§ **Written instruction**
Count how many lines in this material contain "springt". The answer is that number alone.

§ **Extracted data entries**
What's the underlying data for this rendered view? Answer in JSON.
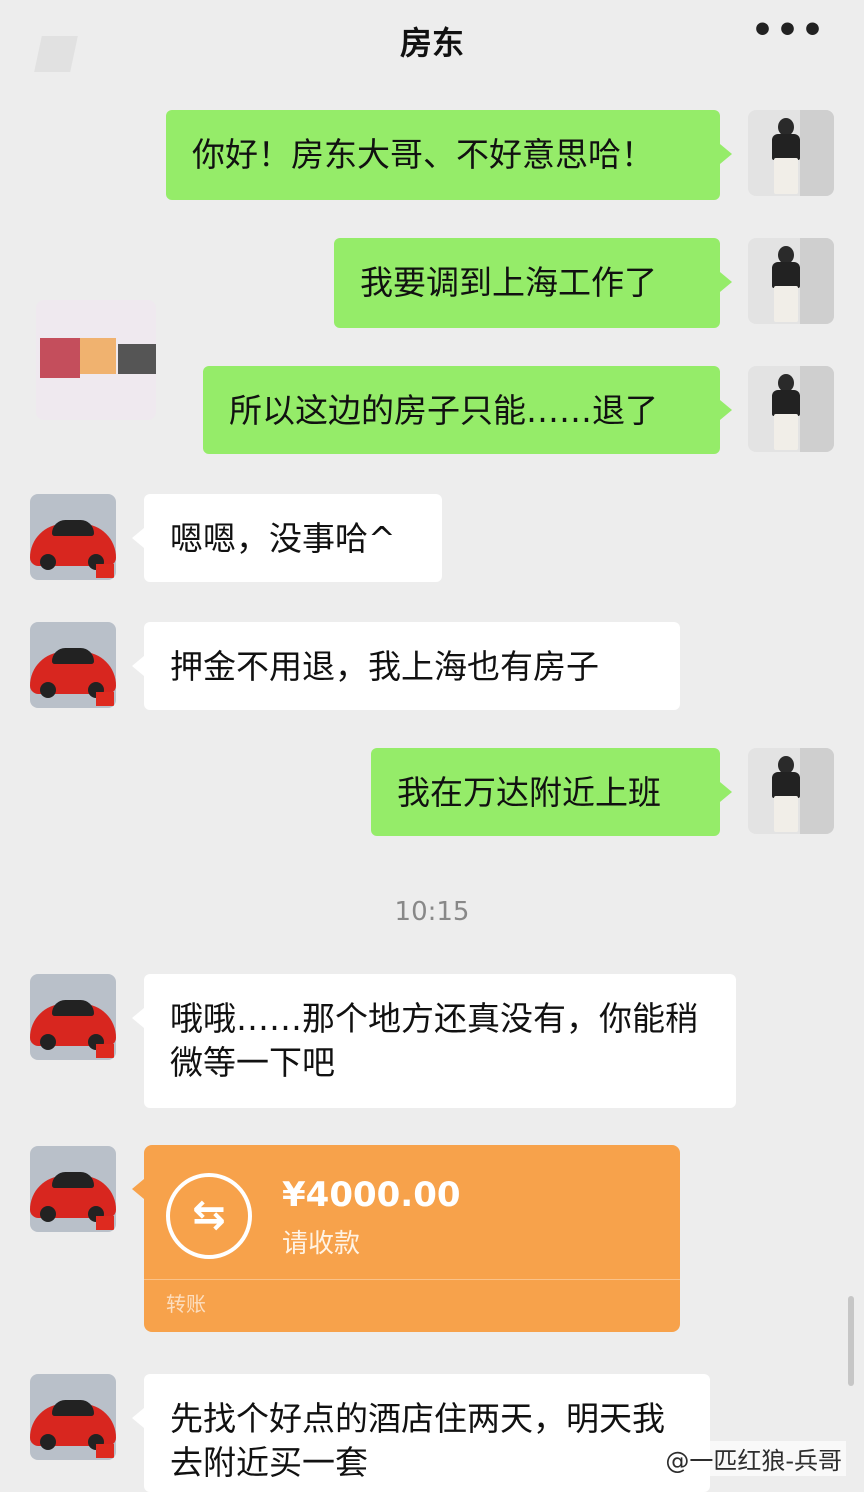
{
  "header": {
    "title": "房东",
    "more_label": "•••"
  },
  "messages": [
    {
      "sender": "me",
      "text": "你好！房东大哥、不好意思哈！"
    },
    {
      "sender": "me",
      "text": "我要调到上海工作了"
    },
    {
      "sender": "me",
      "text": "所以这边的房子只能……退了"
    },
    {
      "sender": "landlord",
      "text": "嗯嗯，没事哈^"
    },
    {
      "sender": "landlord",
      "text": "押金不用退，我上海也有房子"
    },
    {
      "sender": "me",
      "text": "我在万达附近上班"
    },
    {
      "sender": "landlord",
      "text": "哦哦……那个地方还真没有，你能稍微等一下吧"
    },
    {
      "sender": "landlord",
      "text": "先找个好点的酒店住两天，明天我去附近买一套"
    }
  ],
  "timestamp": "10:15",
  "transfer": {
    "amount": "¥4000.00",
    "status": "请收款",
    "footer": "转账",
    "icon": "⇆"
  },
  "watermark": "@一匹红狼-兵哥"
}
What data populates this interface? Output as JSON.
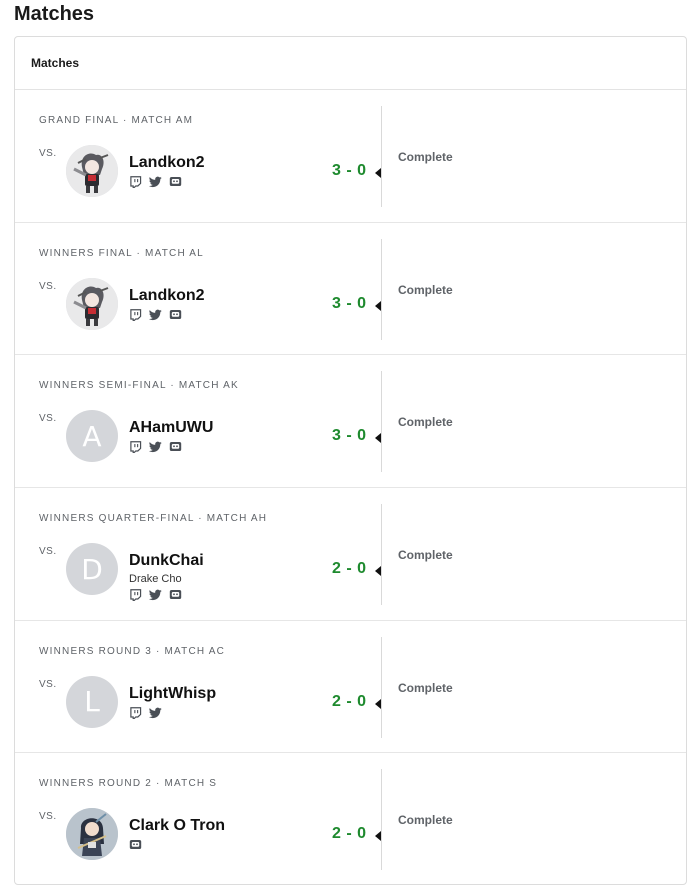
{
  "page_title": "Matches",
  "card_header": "Matches",
  "vs_label": "VS.",
  "icons": {
    "twitch": "twitch-icon",
    "twitter": "twitter-icon",
    "discord": "discord-icon"
  },
  "colors": {
    "score": "#1e8a2e",
    "avatar_placeholder": "#d4d6da",
    "muted_text": "#5f6368"
  },
  "matches": [
    {
      "round": "GRAND FINAL · MATCH AM",
      "player": "Landkon2",
      "subname": "",
      "avatar": "image",
      "avatar_letter": "",
      "socials": [
        "twitch",
        "twitter",
        "discord"
      ],
      "score": "3 - 0",
      "status": "Complete"
    },
    {
      "round": "WINNERS FINAL · MATCH AL",
      "player": "Landkon2",
      "subname": "",
      "avatar": "image",
      "avatar_letter": "",
      "socials": [
        "twitch",
        "twitter",
        "discord"
      ],
      "score": "3 - 0",
      "status": "Complete"
    },
    {
      "round": "WINNERS SEMI-FINAL · MATCH AK",
      "player": "AHamUWU",
      "subname": "",
      "avatar": "letter",
      "avatar_letter": "A",
      "socials": [
        "twitch",
        "twitter",
        "discord"
      ],
      "score": "3 - 0",
      "status": "Complete"
    },
    {
      "round": "WINNERS QUARTER-FINAL · MATCH AH",
      "player": "DunkChai",
      "subname": "Drake Cho",
      "avatar": "letter",
      "avatar_letter": "D",
      "socials": [
        "twitch",
        "twitter",
        "discord"
      ],
      "score": "2 - 0",
      "status": "Complete"
    },
    {
      "round": "WINNERS ROUND 3 · MATCH AC",
      "player": "LightWhisp",
      "subname": "",
      "avatar": "letter",
      "avatar_letter": "L",
      "socials": [
        "twitch",
        "twitter"
      ],
      "score": "2 - 0",
      "status": "Complete"
    },
    {
      "round": "WINNERS ROUND 2 · MATCH S",
      "player": "Clark O Tron",
      "subname": "",
      "avatar": "image2",
      "avatar_letter": "",
      "socials": [
        "discord"
      ],
      "score": "2 - 0",
      "status": "Complete"
    }
  ]
}
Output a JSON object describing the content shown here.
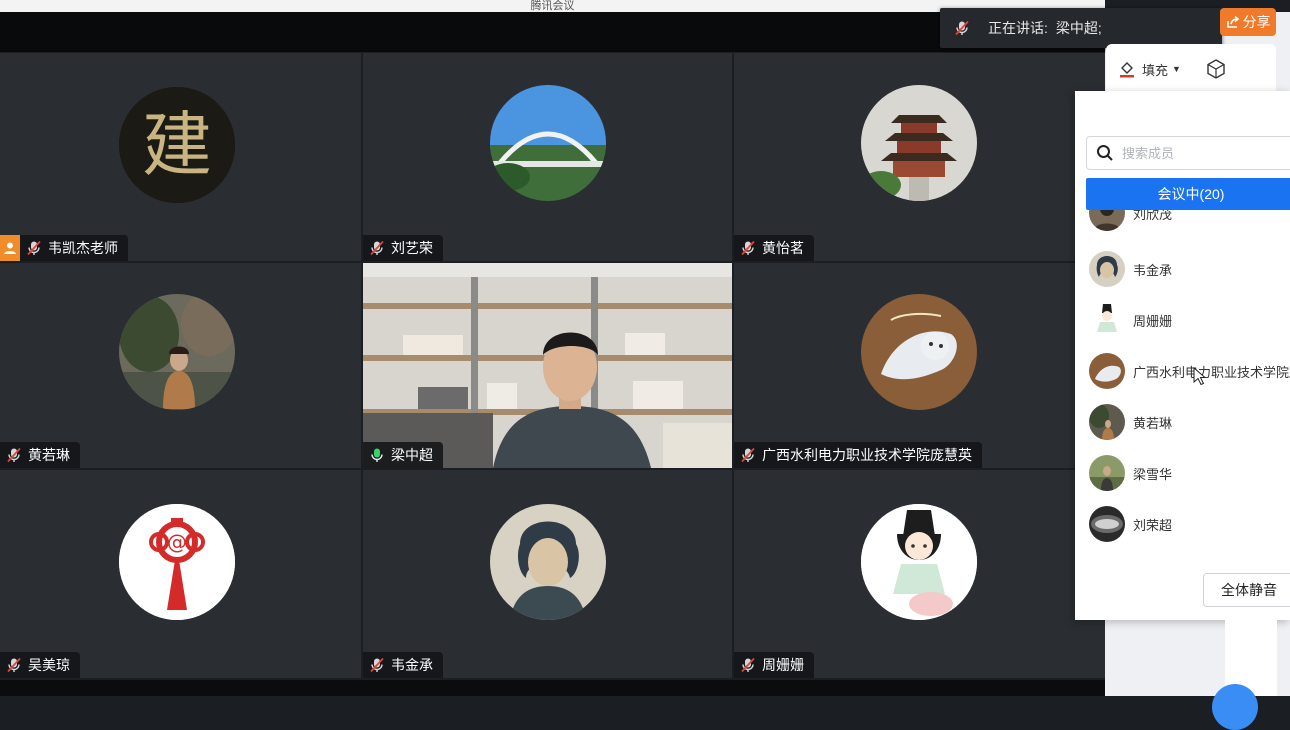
{
  "window": {
    "title": "腾讯会议"
  },
  "speaking": {
    "label": "正在讲话:",
    "name": "梁中超;"
  },
  "toolbar": {
    "share_label": "分享",
    "fill_label": "填充"
  },
  "tiles": [
    {
      "name": "韦凯杰老师",
      "mic": "muted",
      "host": true,
      "avatar": "calligraphy-avatar"
    },
    {
      "name": "刘艺荣",
      "mic": "muted",
      "host": false,
      "avatar": "bridge-avatar"
    },
    {
      "name": "黄怡茗",
      "mic": "muted",
      "host": false,
      "avatar": "pavilion-avatar"
    },
    {
      "name": "黄若琳",
      "mic": "muted",
      "host": false,
      "avatar": "portrait-avatar"
    },
    {
      "name": "梁中超",
      "mic": "active",
      "host": false,
      "avatar": "camera-video"
    },
    {
      "name": "广西水利电力职业技术学院庞慧英",
      "mic": "muted",
      "host": false,
      "avatar": "cat-avatar"
    },
    {
      "name": "吴美琼",
      "mic": "muted",
      "host": false,
      "avatar": "chinese-knot-avatar"
    },
    {
      "name": "韦金承",
      "mic": "muted",
      "host": false,
      "avatar": "sketch-avatar"
    },
    {
      "name": "周姗姗",
      "mic": "muted",
      "host": false,
      "avatar": "cartoon-avatar"
    }
  ],
  "members_panel": {
    "search_placeholder": "搜索成员",
    "tab_label": "会议中(20)",
    "members": [
      {
        "name": "刘欣茂"
      },
      {
        "name": "韦金承"
      },
      {
        "name": "周姗姗"
      },
      {
        "name": "广西水利电力职业技术学院庞"
      },
      {
        "name": "黄若琳"
      },
      {
        "name": "梁雪华"
      },
      {
        "name": "刘荣超"
      }
    ],
    "mute_all_label": "全体静音"
  },
  "colors": {
    "accent": "#1a73f0",
    "share": "#f07a2a",
    "active_speaker": "#2fc364",
    "host_badge": "#f08c2a"
  }
}
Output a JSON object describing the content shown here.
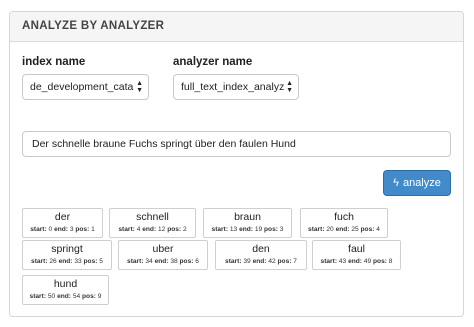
{
  "panel": {
    "title": "ANALYZE BY ANALYZER"
  },
  "form": {
    "index_label": "index name",
    "index_value": "de_development_cata",
    "analyzer_label": "analyzer name",
    "analyzer_value": "full_text_index_analyz",
    "text_value": "Der schnelle braune Fuchs springt über den faulen Hund",
    "analyze_label": "analyze",
    "analyze_icon": "bolt-icon"
  },
  "tokens": [
    {
      "term": "der",
      "start": "0",
      "end": "3",
      "pos": "1"
    },
    {
      "term": "schnell",
      "start": "4",
      "end": "12",
      "pos": "2"
    },
    {
      "term": "braun",
      "start": "13",
      "end": "19",
      "pos": "3"
    },
    {
      "term": "fuch",
      "start": "20",
      "end": "25",
      "pos": "4"
    },
    {
      "term": "springt",
      "start": "26",
      "end": "33",
      "pos": "5"
    },
    {
      "term": "uber",
      "start": "34",
      "end": "38",
      "pos": "6"
    },
    {
      "term": "den",
      "start": "39",
      "end": "42",
      "pos": "7"
    },
    {
      "term": "faul",
      "start": "43",
      "end": "49",
      "pos": "8"
    },
    {
      "term": "hund",
      "start": "50",
      "end": "54",
      "pos": "9"
    }
  ],
  "labels": {
    "start": "start:",
    "end": "end:",
    "pos": "pos:"
  },
  "colors": {
    "button": "#428bca",
    "heading_bg": "#f5f5f5"
  }
}
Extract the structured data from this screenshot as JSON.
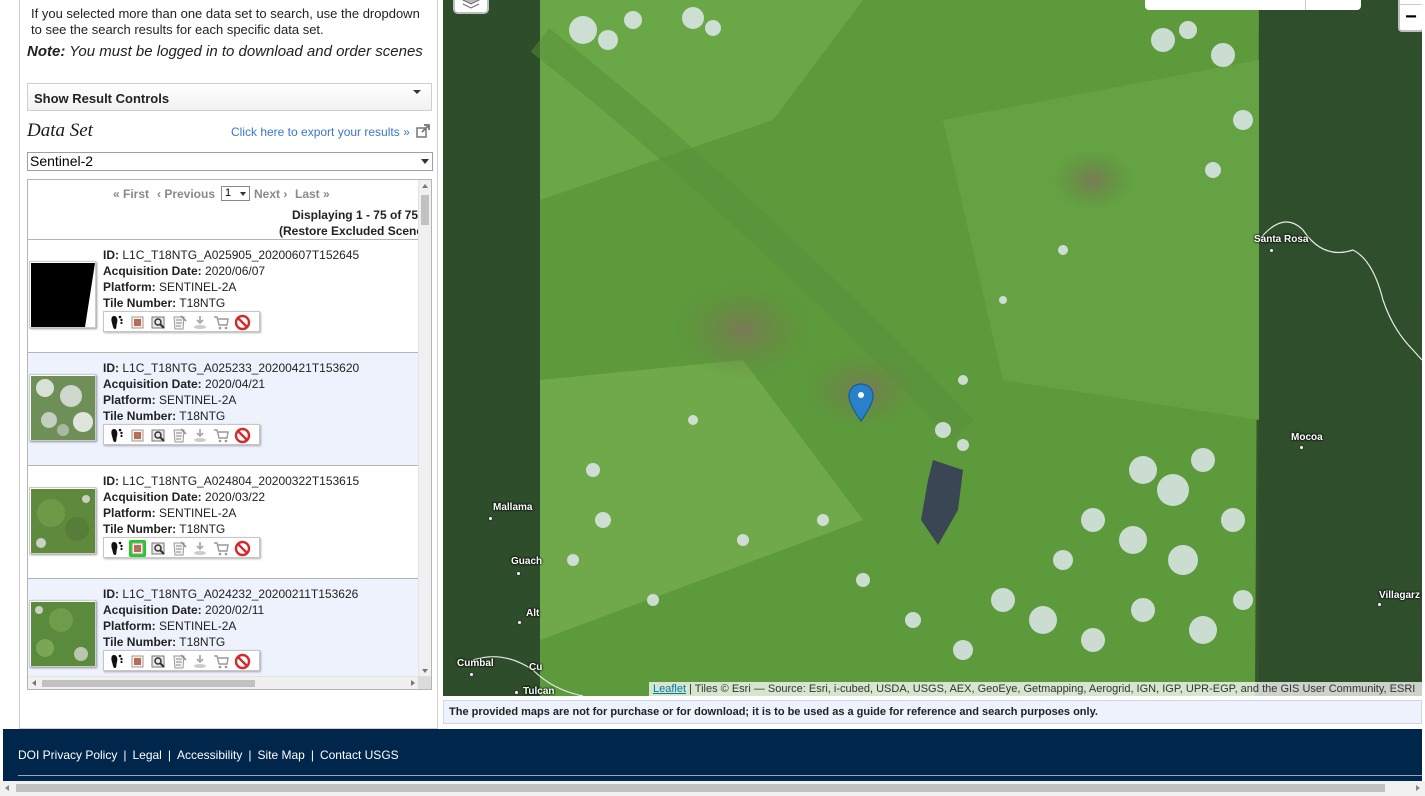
{
  "sidebar": {
    "help_text": "If you selected more than one data set to search, use the dropdown to see the search results for each specific data set.",
    "note_label": "Note:",
    "note_text": " You must be logged in to download and order scenes",
    "result_controls_label": "Show Result Controls",
    "dataset_heading": "Data Set",
    "export_link": "Click here to export your results »",
    "dataset_selected": "Sentinel-2"
  },
  "pager": {
    "first": "« First",
    "previous": "‹ Previous",
    "page_selected": "1",
    "next": "Next ›",
    "last": "Last »",
    "displaying": "Displaying 1 - 75 of 75",
    "restore": "(Restore Excluded Scenes)"
  },
  "labels": {
    "id": "ID:",
    "acquisition_date": "Acquisition Date:",
    "platform": "Platform:",
    "tile_number": "Tile Number:"
  },
  "results": [
    {
      "id": "L1C_T18NTG_A025905_20200607T152645",
      "acquisition_date": "2020/06/07",
      "platform": "SENTINEL-2A",
      "tile_number": "T18NTG",
      "thumb": "partial-black"
    },
    {
      "id": "L1C_T18NTG_A025233_20200421T153620",
      "acquisition_date": "2020/04/21",
      "platform": "SENTINEL-2A",
      "tile_number": "T18NTG",
      "thumb": "cloudy-green"
    },
    {
      "id": "L1C_T18NTG_A024804_20200322T153615",
      "acquisition_date": "2020/03/22",
      "platform": "SENTINEL-2A",
      "tile_number": "T18NTG",
      "thumb": "green"
    },
    {
      "id": "L1C_T18NTG_A024232_20200211T153626",
      "acquisition_date": "2020/02/11",
      "platform": "SENTINEL-2A",
      "tile_number": "T18NTG",
      "thumb": "green"
    }
  ],
  "tool_icons": [
    "footprint-icon",
    "browse-overlay-icon",
    "compare-browse-icon",
    "metadata-icon",
    "download-icon",
    "order-cart-icon",
    "exclude-scene-icon"
  ],
  "map": {
    "attribution_link": "Leaflet",
    "attribution_text": " | Tiles © Esri — Source: Esri, i-cubed, USDA, USGS, AEX, GeoEye, Getmapping, Aerogrid, IGN, IGP, UPR-EGP, and the GIS User Community, ESRI",
    "zoom_out": "−",
    "places": [
      "Santa Rosa",
      "Mocoa",
      "Mallama",
      "Guach",
      "Alt",
      "Cumbal",
      "Cu",
      "Tulcan",
      "Villagarz"
    ]
  },
  "disclaimer": "The provided maps are not for purchase or for download; it is to be used as a guide for reference and search purposes only.",
  "footer": {
    "links": [
      "DOI Privacy Policy",
      "Legal",
      "Accessibility",
      "Site Map",
      "Contact USGS"
    ]
  },
  "colors": {
    "footer_bg": "#00264c",
    "link_blue": "#3b76c9",
    "alt_row": "#eef2fd",
    "highlight_green": "#22cc22"
  }
}
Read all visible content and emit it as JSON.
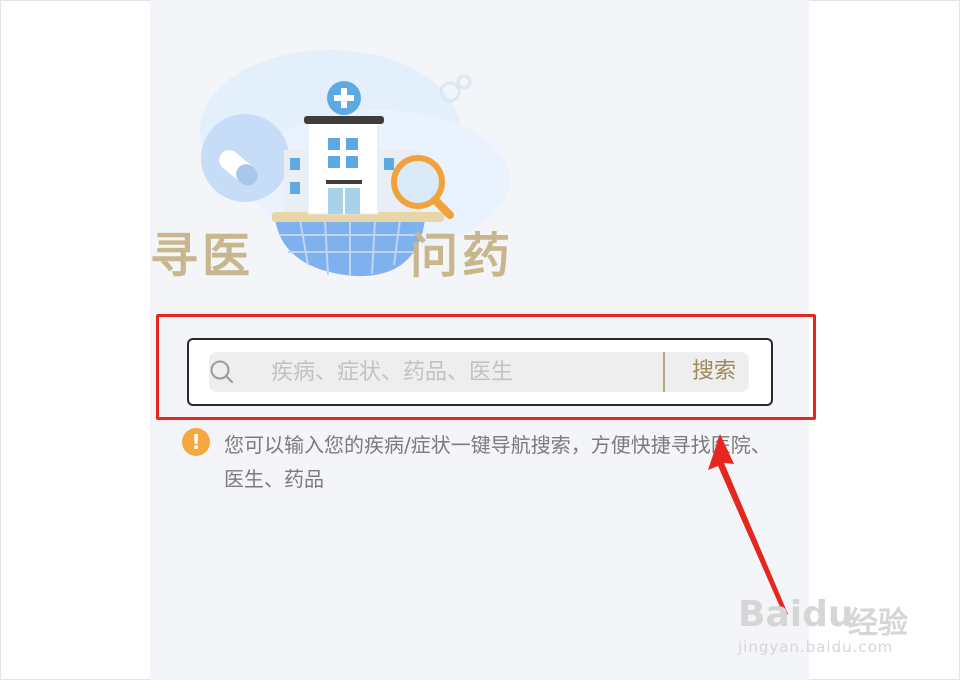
{
  "hero": {
    "title_left": "寻医",
    "title_right": "问药"
  },
  "search": {
    "placeholder": "疾病、症状、药品、医生",
    "value": "",
    "button_label": "搜索"
  },
  "tip": {
    "icon": "exclamation-icon",
    "icon_glyph": "!",
    "text": "您可以输入您的疾病/症状一键导航搜索，方便快捷寻找医院、医生、药品"
  },
  "watermark": {
    "brand": "Baidu",
    "suffix": "经验",
    "url": "jingyan.baidu.com"
  },
  "colors": {
    "accent_gold": "#c8b68d",
    "highlight_red": "#e5271f",
    "tip_orange": "#f5a83d",
    "page_bg": "#f4f5f9"
  }
}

§ **Response below**
2